**Requirement:** Do not copy the pictures; transcribe all other material exactly.

**Given information:**
● ● ●

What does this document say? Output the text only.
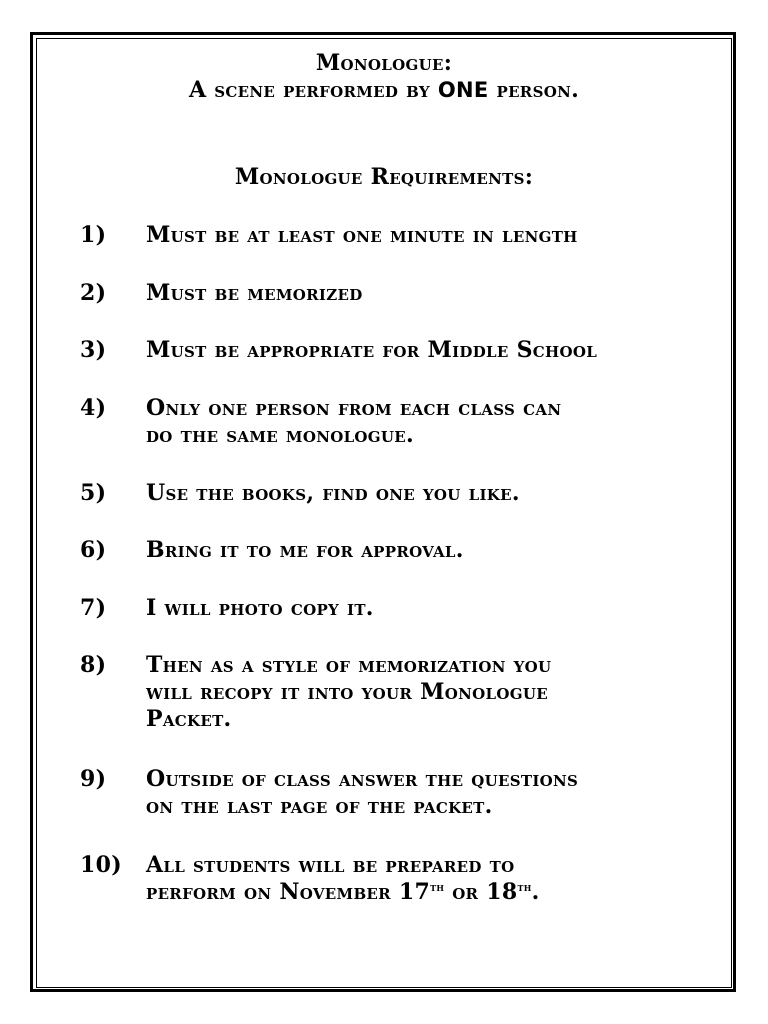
Monologue:
A scene performed by ONE person.
Monologue Requirements:
1) Must be at least one minute in length
2) Must be memorized
3) Must be appropriate for Middle School
4) Only one person from each class can
do the same monologue.
5) Use the books, find one you like.
6) Bring it to me for approval.
7) I will photo copy it.
8) Then as a style of memorization you
will recopy it into your Monologue
Packet.
9) Outside of class answer the questions
on the last page of the packet.
10) All students will be prepared to
perform on November 17th or 18th.
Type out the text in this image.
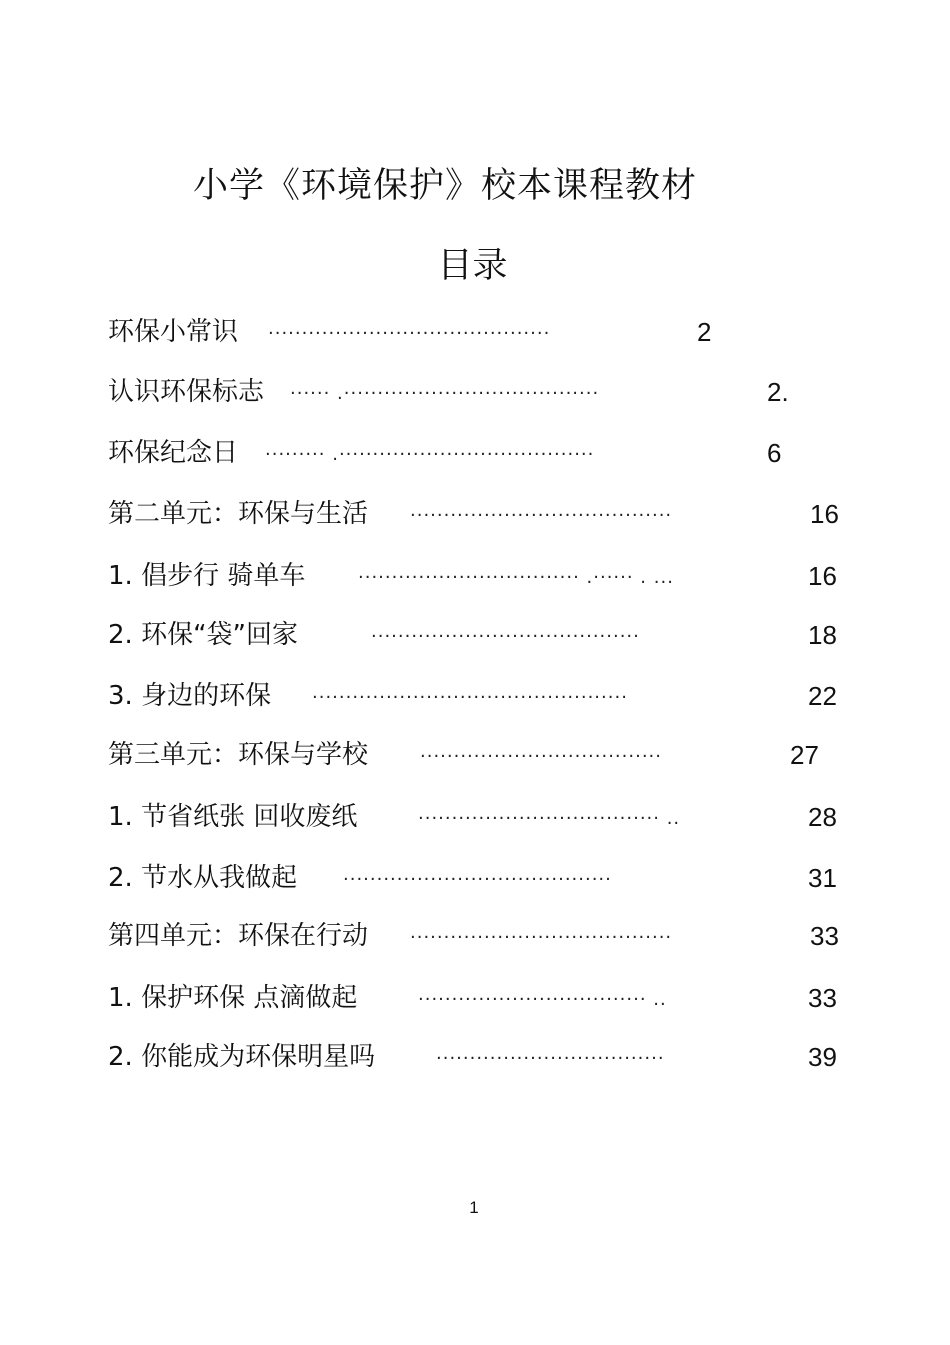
小学《环境保护》校本课程教材
目录
环保小常识 ··········································	2
认识环保标志 ······ .······································	2.
环保纪念日 ········· .······································	6
第二单元：环保与生活 ·······································	16
1. 倡步行 骑单车	································· .······ . ...	16
2. 环保“袋”回家	········································	18
3. 身边的环保 ···············································	22
第三单元：环保与学校	····································	27
1. 节省纸张 回收废纸	···································· ..	28
2. 节水从我做起	········································	31
第四单元：环保在行动 ·······································	33
1. 保护环保 点滴做起	·································· ..	33
2. 你能成为环保明星吗	··································	39
1
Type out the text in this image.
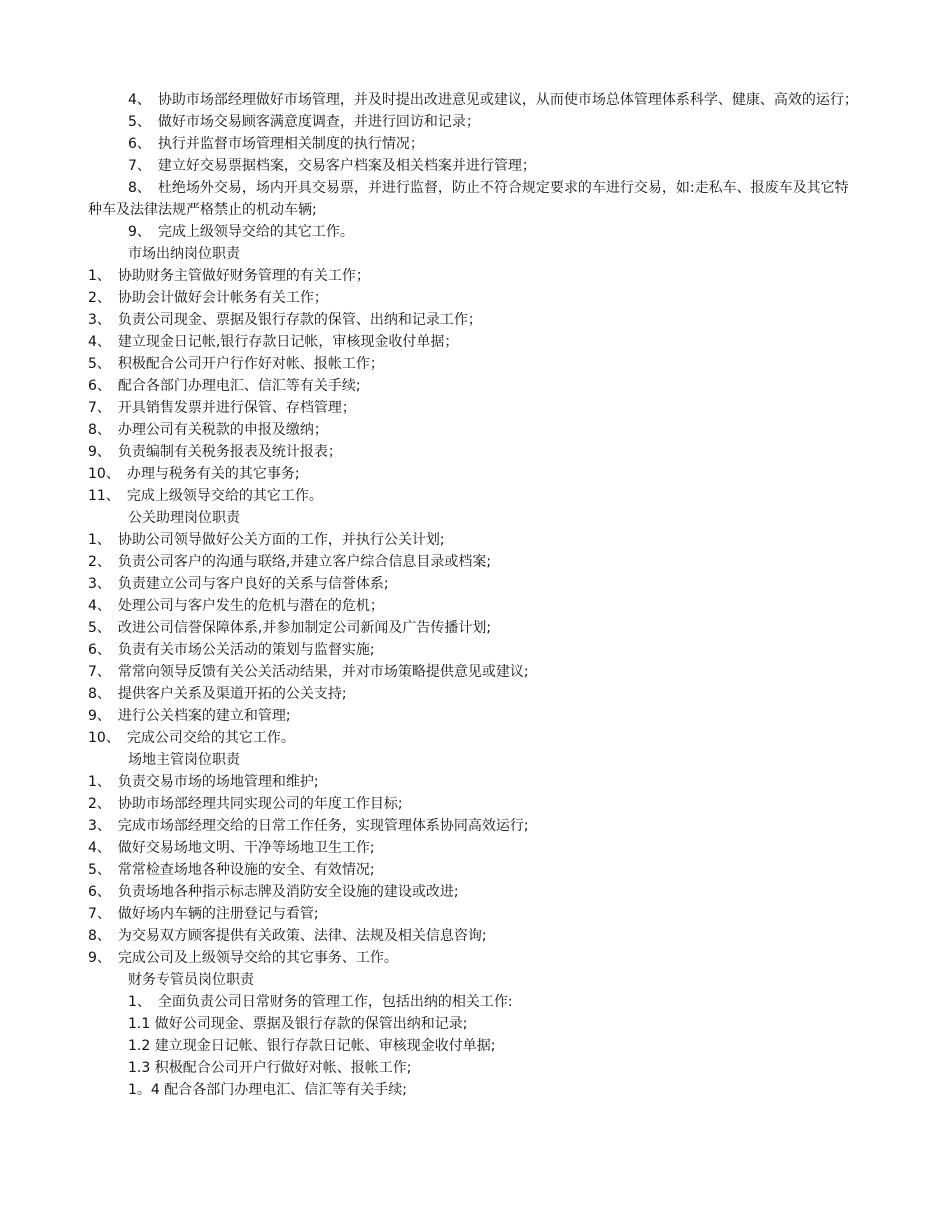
4、　协助市场部经理做好市场管理，并及时提出改进意见或建议，从而使市场总体管理体系科学、健康、高效的运行；
5、　做好市场交易顾客满意度调查，并进行回访和记录；
6、　执行并监督市场管理相关制度的执行情况；
7、　建立好交易票据档案，交易客户档案及相关档案并进行管理；
8、　杜绝场外交易，场内开具交易票，并进行监督，防止不符合规定要求的车进行交易，如:走私车、报废车及其它特种车及法律法规严格禁止的机动车辆;
9、　完成上级领导交给的其它工作。
市场出纳岗位职责
1、　协助财务主管做好财务管理的有关工作；
2、　协助会计做好会计帐务有关工作；
3、　负责公司现金、票据及银行存款的保管、出纳和记录工作；
4、　建立现金日记帐,银行存款日记帐，审核现金收付单据；
5、　积极配合公司开户行作好对帐、报帐工作；
6、　配合各部门办理电汇、信汇等有关手续;
7、　开具销售发票并进行保管、存档管理；
8、　办理公司有关税款的申报及缴纳；
9、　负责编制有关税务报表及统计报表；
10、　办理与税务有关的其它事务;
11、　完成上级领导交给的其它工作。
公关助理岗位职责
1、　协助公司领导做好公关方面的工作，并执行公关计划;
2、　负责公司客户的沟通与联络,并建立客户综合信息目录或档案;
3、　负责建立公司与客户良好的关系与信誉体系;
4、　处理公司与客户发生的危机与潜在的危机；
5、　改进公司信誉保障体系,并参加制定公司新闻及广告传播计划;
6、　负责有关市场公关活动的策划与监督实施;
7、　常常向领导反馈有关公关活动结果，并对市场策略提供意见或建议;
8、　提供客户关系及渠道开拓的公关支持;
9、　进行公关档案的建立和管理;
10、　完成公司交给的其它工作。
场地主管岗位职责
1、　负责交易市场的场地管理和维护;
2、　协助市场部经理共同实现公司的年度工作目标;
3、　完成市场部经理交给的日常工作任务，实现管理体系协同高效运行;
4、　做好交易场地文明、干净等场地卫生工作;
5、　常常检查场地各种设施的安全、有效情况;
6、　负责场地各种指示标志牌及消防安全设施的建设或改进;
7、　做好场内车辆的注册登记与看管;
8、　为交易双方顾客提供有关政策、法律、法规及相关信息咨询;
9、　完成公司及上级领导交给的其它事务、工作。
财务专管员岗位职责
1、　全面负责公司日常财务的管理工作，包括出纳的相关工作:
1.1 做好公司现金、票据及银行存款的保管出纳和记录;
1.2 建立现金日记帐、银行存款日记帐、审核现金收付单据;
1.3 积极配合公司开户行做好对帐、报帐工作;
1。4 配合各部门办理电汇、信汇等有关手续;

● ● ●

**Task answer:**
What does this document say? Output the text only.
Monologue:
A scene performed by ONE person.
Monologue Requirements:
1) Must be at least one minute in length
2) Must be memorized
3) Must be appropriate for Middle School
4) Only one person from each class can
do the same monologue.
5) Use the books, find one you like.
6) Bring it to me for approval.
7) I will photo copy it.
8) Then as a style of memorization you
will recopy it into your Monologue
Packet.
9) Outside of class answer the questions
on the last page of the packet.
10) All students will be prepared to
perform on November 17th or 18th.
Type out the text in this image.
小学《环境保护》校本课程教材
目录
环保小常识 ··········································	2
认识环保标志 ······ .······································	2.
环保纪念日 ········· .······································	6
第二单元：环保与生活 ·······································	16
1. 倡步行 骑单车	································· .······ . ...	16
2. 环保“袋”回家	········································	18
3. 身边的环保 ···············································	22
第三单元：环保与学校	····································	27
1. 节省纸张 回收废纸	···································· ..	28
2. 节水从我做起	········································	31
第四单元：环保在行动 ·······································	33
1. 保护环保 点滴做起	·································· ..	33
2. 你能成为环保明星吗	··································	39
1
Type out the text in this image.
4、　协助市场部经理做好市场管理，并及时提出改进意见或建议，从而使市场总体管理体系科学、健康、高效的运行；
5、　做好市场交易顾客满意度调查，并进行回访和记录；
6、　执行并监督市场管理相关制度的执行情况；
7、　建立好交易票据档案，交易客户档案及相关档案并进行管理；
8、　杜绝场外交易，场内开具交易票，并进行监督，防止不符合规定要求的车进行交易，如:走私车、报废车及其它特种车及法律法规严格禁止的机动车辆;
9、　完成上级领导交给的其它工作。
市场出纳岗位职责
1、　协助财务主管做好财务管理的有关工作；
2、　协助会计做好会计帐务有关工作；
3、　负责公司现金、票据及银行存款的保管、出纳和记录工作；
4、　建立现金日记帐,银行存款日记帐，审核现金收付单据；
5、　积极配合公司开户行作好对帐、报帐工作；
6、　配合各部门办理电汇、信汇等有关手续;
7、　开具销售发票并进行保管、存档管理；
8、　办理公司有关税款的申报及缴纳；
9、　负责编制有关税务报表及统计报表；
10、　办理与税务有关的其它事务;
11、　完成上级领导交给的其它工作。
公关助理岗位职责
1、　协助公司领导做好公关方面的工作，并执行公关计划;
2、　负责公司客户的沟通与联络,并建立客户综合信息目录或档案;
3、　负责建立公司与客户良好的关系与信誉体系;
4、　处理公司与客户发生的危机与潜在的危机；
5、　改进公司信誉保障体系,并参加制定公司新闻及广告传播计划;
6、　负责有关市场公关活动的策划与监督实施;
7、　常常向领导反馈有关公关活动结果，并对市场策略提供意见或建议;
8、　提供客户关系及渠道开拓的公关支持;
9、　进行公关档案的建立和管理;
10、　完成公司交给的其它工作。
场地主管岗位职责
1、　负责交易市场的场地管理和维护;
2、　协助市场部经理共同实现公司的年度工作目标;
3、　完成市场部经理交给的日常工作任务，实现管理体系协同高效运行;
4、　做好交易场地文明、干净等场地卫生工作;
5、　常常检查场地各种设施的安全、有效情况;
6、　负责场地各种指示标志牌及消防安全设施的建设或改进;
7、　做好场内车辆的注册登记与看管;
8、　为交易双方顾客提供有关政策、法律、法规及相关信息咨询;
9、　完成公司及上级领导交给的其它事务、工作。
财务专管员岗位职责
1、　全面负责公司日常财务的管理工作，包括出纳的相关工作:
1.1 做好公司现金、票据及银行存款的保管出纳和记录;
1.2 建立现金日记帐、银行存款日记帐、审核现金收付单据;
1.3 积极配合公司开户行做好对帐、报帐工作;
1。4 配合各部门办理电汇、信汇等有关手续;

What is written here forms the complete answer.